▶ **Work to do**
Copy every one of the rows below word for word, leaving the pictures out of your answer.

▶ **Raw data**
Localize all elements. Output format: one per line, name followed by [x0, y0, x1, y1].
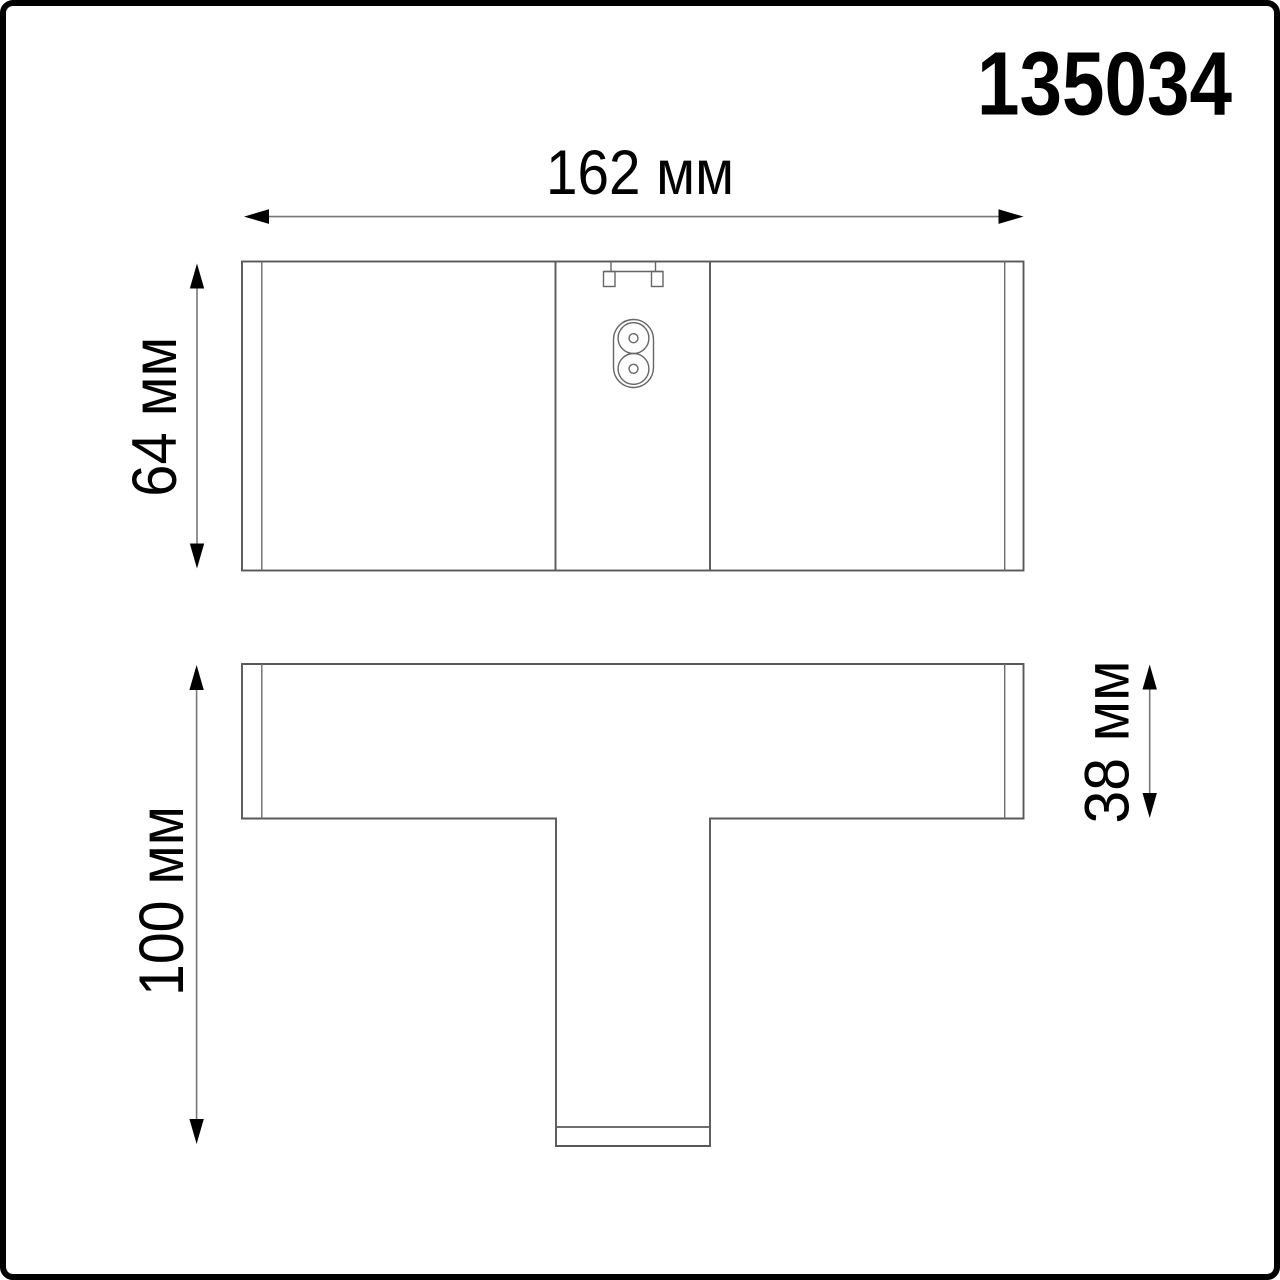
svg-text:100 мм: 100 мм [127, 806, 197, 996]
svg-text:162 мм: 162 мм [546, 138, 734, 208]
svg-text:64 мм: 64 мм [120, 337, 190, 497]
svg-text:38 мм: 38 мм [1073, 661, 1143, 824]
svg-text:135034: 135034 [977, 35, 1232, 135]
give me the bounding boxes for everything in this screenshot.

▶ **Result below**
Localize all elements. Output format: one per line, name followed by [x0, y0, x1, y1].
svg-text:100 мм: 100 мм [127, 806, 197, 996]
svg-text:162 мм: 162 мм [546, 138, 734, 208]
svg-text:64 мм: 64 мм [120, 337, 190, 497]
svg-text:38 мм: 38 мм [1073, 661, 1143, 824]
svg-text:135034: 135034 [977, 35, 1232, 135]
give me the bounding boxes for everything in this screenshot.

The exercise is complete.